**Material provided**

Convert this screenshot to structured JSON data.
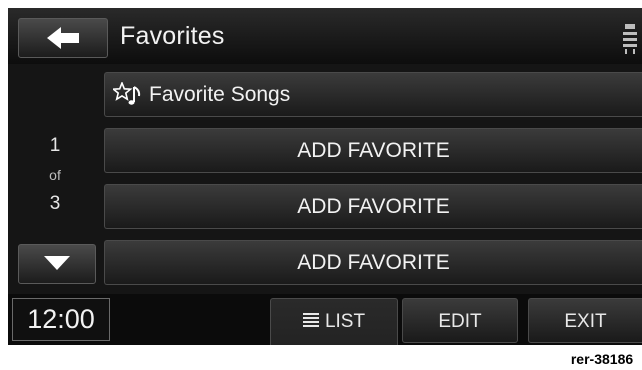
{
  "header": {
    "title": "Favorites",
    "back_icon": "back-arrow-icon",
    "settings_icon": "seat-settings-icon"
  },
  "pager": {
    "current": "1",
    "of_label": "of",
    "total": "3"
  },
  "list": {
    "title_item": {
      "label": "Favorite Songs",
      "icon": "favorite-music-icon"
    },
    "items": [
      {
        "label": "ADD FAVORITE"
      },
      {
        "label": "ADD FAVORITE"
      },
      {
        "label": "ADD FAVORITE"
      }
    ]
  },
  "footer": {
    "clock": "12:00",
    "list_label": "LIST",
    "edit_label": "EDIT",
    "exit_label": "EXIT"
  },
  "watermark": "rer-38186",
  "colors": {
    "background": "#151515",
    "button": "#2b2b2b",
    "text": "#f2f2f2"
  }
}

**Set task**
Reproduce every line precisely as given, omitting all pictures.

**Finished answer**
Convert this screenshot to structured JSON data.
{
  "header": {
    "title": "Favorites",
    "back_icon": "back-arrow-icon",
    "settings_icon": "seat-settings-icon"
  },
  "pager": {
    "current": "1",
    "of_label": "of",
    "total": "3"
  },
  "list": {
    "title_item": {
      "label": "Favorite Songs",
      "icon": "favorite-music-icon"
    },
    "items": [
      {
        "label": "ADD FAVORITE"
      },
      {
        "label": "ADD FAVORITE"
      },
      {
        "label": "ADD FAVORITE"
      }
    ]
  },
  "footer": {
    "clock": "12:00",
    "list_label": "LIST",
    "edit_label": "EDIT",
    "exit_label": "EXIT"
  },
  "watermark": "rer-38186",
  "colors": {
    "background": "#151515",
    "button": "#2b2b2b",
    "text": "#f2f2f2"
  }
}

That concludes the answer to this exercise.